CHALLENGE: Repeat the listing below in full, exactly as it stands.

EXTRACTED DATA:
┄┄┄┄┄┄┄┄┄┄┄┄┄┄┄┄┄┄┄┄
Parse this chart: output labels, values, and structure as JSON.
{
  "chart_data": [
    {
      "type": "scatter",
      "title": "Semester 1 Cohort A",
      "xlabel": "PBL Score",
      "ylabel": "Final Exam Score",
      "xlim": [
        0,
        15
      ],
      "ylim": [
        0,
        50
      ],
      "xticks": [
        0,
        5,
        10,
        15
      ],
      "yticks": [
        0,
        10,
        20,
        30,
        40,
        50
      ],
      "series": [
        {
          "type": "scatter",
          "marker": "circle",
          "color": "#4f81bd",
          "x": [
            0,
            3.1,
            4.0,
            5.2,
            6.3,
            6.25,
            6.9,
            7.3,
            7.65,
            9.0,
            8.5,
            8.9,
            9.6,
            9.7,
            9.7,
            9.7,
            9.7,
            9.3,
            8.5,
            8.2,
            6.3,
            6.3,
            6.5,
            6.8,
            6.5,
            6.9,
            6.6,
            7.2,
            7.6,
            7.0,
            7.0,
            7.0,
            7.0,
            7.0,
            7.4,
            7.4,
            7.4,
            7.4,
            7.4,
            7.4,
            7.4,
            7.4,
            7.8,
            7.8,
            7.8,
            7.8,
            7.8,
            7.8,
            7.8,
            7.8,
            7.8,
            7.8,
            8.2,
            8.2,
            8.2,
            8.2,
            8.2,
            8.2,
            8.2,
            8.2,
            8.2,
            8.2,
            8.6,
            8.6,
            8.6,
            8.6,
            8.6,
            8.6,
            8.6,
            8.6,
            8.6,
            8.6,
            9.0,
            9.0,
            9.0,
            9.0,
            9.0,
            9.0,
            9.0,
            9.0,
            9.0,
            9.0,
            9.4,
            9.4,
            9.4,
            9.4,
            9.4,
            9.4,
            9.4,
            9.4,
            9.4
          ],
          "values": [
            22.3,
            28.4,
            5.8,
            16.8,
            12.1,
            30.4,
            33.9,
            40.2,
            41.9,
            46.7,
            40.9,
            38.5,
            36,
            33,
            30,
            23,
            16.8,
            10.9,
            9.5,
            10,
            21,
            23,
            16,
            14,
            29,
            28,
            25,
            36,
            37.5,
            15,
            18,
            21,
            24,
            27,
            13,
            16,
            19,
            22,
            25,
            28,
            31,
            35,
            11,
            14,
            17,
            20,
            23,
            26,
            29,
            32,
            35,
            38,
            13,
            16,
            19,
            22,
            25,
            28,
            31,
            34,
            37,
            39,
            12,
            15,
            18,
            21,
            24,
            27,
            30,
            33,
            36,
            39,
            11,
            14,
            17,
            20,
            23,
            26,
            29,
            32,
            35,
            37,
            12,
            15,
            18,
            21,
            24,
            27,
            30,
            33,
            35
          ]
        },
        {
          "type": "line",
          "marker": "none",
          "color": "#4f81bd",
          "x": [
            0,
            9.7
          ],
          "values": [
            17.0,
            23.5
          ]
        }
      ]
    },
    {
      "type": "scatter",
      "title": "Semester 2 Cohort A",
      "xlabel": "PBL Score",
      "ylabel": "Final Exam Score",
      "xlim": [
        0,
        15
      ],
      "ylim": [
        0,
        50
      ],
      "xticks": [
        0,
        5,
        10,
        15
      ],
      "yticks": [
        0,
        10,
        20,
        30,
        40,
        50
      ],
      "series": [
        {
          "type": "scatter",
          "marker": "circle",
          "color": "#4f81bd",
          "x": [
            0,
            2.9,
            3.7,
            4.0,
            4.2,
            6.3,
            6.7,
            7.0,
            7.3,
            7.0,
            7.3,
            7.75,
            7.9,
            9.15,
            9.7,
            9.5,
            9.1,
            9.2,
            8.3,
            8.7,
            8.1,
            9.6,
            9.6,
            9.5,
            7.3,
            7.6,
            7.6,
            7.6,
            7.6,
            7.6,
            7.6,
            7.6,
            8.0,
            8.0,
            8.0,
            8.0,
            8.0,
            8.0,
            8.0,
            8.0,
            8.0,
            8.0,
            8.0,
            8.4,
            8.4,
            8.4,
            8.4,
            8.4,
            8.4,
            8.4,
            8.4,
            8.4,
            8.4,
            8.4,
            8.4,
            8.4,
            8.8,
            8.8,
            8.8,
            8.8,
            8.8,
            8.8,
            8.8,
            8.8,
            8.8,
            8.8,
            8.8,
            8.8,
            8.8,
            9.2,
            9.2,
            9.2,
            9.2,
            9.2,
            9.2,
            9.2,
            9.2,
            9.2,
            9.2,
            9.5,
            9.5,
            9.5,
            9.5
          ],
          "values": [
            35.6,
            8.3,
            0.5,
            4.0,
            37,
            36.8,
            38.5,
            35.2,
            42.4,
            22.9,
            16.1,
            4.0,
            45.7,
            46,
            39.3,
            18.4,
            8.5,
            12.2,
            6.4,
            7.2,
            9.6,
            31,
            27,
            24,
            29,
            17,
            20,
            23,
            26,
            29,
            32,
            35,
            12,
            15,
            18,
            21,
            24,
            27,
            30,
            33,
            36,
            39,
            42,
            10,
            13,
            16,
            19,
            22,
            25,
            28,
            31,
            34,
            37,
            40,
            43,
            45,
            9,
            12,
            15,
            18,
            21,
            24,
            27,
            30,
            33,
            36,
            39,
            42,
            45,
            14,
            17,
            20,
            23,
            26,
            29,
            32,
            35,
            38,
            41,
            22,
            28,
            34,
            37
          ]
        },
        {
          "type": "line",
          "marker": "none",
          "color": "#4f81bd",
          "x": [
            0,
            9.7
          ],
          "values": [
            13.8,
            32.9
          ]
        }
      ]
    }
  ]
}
┄┄┄┄┄┄┄┄┄┄┄┄┄┄┄┄┄┄┄┄
TASK RESULT:
Parse this chart: output labels, values, and structure as JSON.
{
  "chart_data": [
    {
      "type": "scatter",
      "title": "Semester 1 Cohort A",
      "xlabel": "PBL Score",
      "ylabel": "Final Exam Score",
      "xlim": [
        0,
        15
      ],
      "ylim": [
        0,
        50
      ],
      "xticks": [
        0,
        5,
        10,
        15
      ],
      "yticks": [
        0,
        10,
        20,
        30,
        40,
        50
      ],
      "series": [
        {
          "type": "scatter",
          "marker": "circle",
          "color": "#4f81bd",
          "x": [
            0,
            3.1,
            4.0,
            5.2,
            6.3,
            6.25,
            6.9,
            7.3,
            7.65,
            9.0,
            8.5,
            8.9,
            9.6,
            9.7,
            9.7,
            9.7,
            9.7,
            9.3,
            8.5,
            8.2,
            6.3,
            6.3,
            6.5,
            6.8,
            6.5,
            6.9,
            6.6,
            7.2,
            7.6,
            7.0,
            7.0,
            7.0,
            7.0,
            7.0,
            7.4,
            7.4,
            7.4,
            7.4,
            7.4,
            7.4,
            7.4,
            7.4,
            7.8,
            7.8,
            7.8,
            7.8,
            7.8,
            7.8,
            7.8,
            7.8,
            7.8,
            7.8,
            8.2,
            8.2,
            8.2,
            8.2,
            8.2,
            8.2,
            8.2,
            8.2,
            8.2,
            8.2,
            8.6,
            8.6,
            8.6,
            8.6,
            8.6,
            8.6,
            8.6,
            8.6,
            8.6,
            8.6,
            9.0,
            9.0,
            9.0,
            9.0,
            9.0,
            9.0,
            9.0,
            9.0,
            9.0,
            9.0,
            9.4,
            9.4,
            9.4,
            9.4,
            9.4,
            9.4,
            9.4,
            9.4,
            9.4
          ],
          "values": [
            22.3,
            28.4,
            5.8,
            16.8,
            12.1,
            30.4,
            33.9,
            40.2,
            41.9,
            46.7,
            40.9,
            38.5,
            36,
            33,
            30,
            23,
            16.8,
            10.9,
            9.5,
            10,
            21,
            23,
            16,
            14,
            29,
            28,
            25,
            36,
            37.5,
            15,
            18,
            21,
            24,
            27,
            13,
            16,
            19,
            22,
            25,
            28,
            31,
            35,
            11,
            14,
            17,
            20,
            23,
            26,
            29,
            32,
            35,
            38,
            13,
            16,
            19,
            22,
            25,
            28,
            31,
            34,
            37,
            39,
            12,
            15,
            18,
            21,
            24,
            27,
            30,
            33,
            36,
            39,
            11,
            14,
            17,
            20,
            23,
            26,
            29,
            32,
            35,
            37,
            12,
            15,
            18,
            21,
            24,
            27,
            30,
            33,
            35
          ]
        },
        {
          "type": "line",
          "marker": "none",
          "color": "#4f81bd",
          "x": [
            0,
            9.7
          ],
          "values": [
            17.0,
            23.5
          ]
        }
      ]
    },
    {
      "type": "scatter",
      "title": "Semester 2 Cohort A",
      "xlabel": "PBL Score",
      "ylabel": "Final Exam Score",
      "xlim": [
        0,
        15
      ],
      "ylim": [
        0,
        50
      ],
      "xticks": [
        0,
        5,
        10,
        15
      ],
      "yticks": [
        0,
        10,
        20,
        30,
        40,
        50
      ],
      "series": [
        {
          "type": "scatter",
          "marker": "circle",
          "color": "#4f81bd",
          "x": [
            0,
            2.9,
            3.7,
            4.0,
            4.2,
            6.3,
            6.7,
            7.0,
            7.3,
            7.0,
            7.3,
            7.75,
            7.9,
            9.15,
            9.7,
            9.5,
            9.1,
            9.2,
            8.3,
            8.7,
            8.1,
            9.6,
            9.6,
            9.5,
            7.3,
            7.6,
            7.6,
            7.6,
            7.6,
            7.6,
            7.6,
            7.6,
            8.0,
            8.0,
            8.0,
            8.0,
            8.0,
            8.0,
            8.0,
            8.0,
            8.0,
            8.0,
            8.0,
            8.4,
            8.4,
            8.4,
            8.4,
            8.4,
            8.4,
            8.4,
            8.4,
            8.4,
            8.4,
            8.4,
            8.4,
            8.4,
            8.8,
            8.8,
            8.8,
            8.8,
            8.8,
            8.8,
            8.8,
            8.8,
            8.8,
            8.8,
            8.8,
            8.8,
            8.8,
            9.2,
            9.2,
            9.2,
            9.2,
            9.2,
            9.2,
            9.2,
            9.2,
            9.2,
            9.2,
            9.5,
            9.5,
            9.5,
            9.5
          ],
          "values": [
            35.6,
            8.3,
            0.5,
            4.0,
            37,
            36.8,
            38.5,
            35.2,
            42.4,
            22.9,
            16.1,
            4.0,
            45.7,
            46,
            39.3,
            18.4,
            8.5,
            12.2,
            6.4,
            7.2,
            9.6,
            31,
            27,
            24,
            29,
            17,
            20,
            23,
            26,
            29,
            32,
            35,
            12,
            15,
            18,
            21,
            24,
            27,
            30,
            33,
            36,
            39,
            42,
            10,
            13,
            16,
            19,
            22,
            25,
            28,
            31,
            34,
            37,
            40,
            43,
            45,
            9,
            12,
            15,
            18,
            21,
            24,
            27,
            30,
            33,
            36,
            39,
            42,
            45,
            14,
            17,
            20,
            23,
            26,
            29,
            32,
            35,
            38,
            41,
            22,
            28,
            34,
            37
          ]
        },
        {
          "type": "line",
          "marker": "none",
          "color": "#4f81bd",
          "x": [
            0,
            9.7
          ],
          "values": [
            13.8,
            32.9
          ]
        }
      ]
    }
  ]
}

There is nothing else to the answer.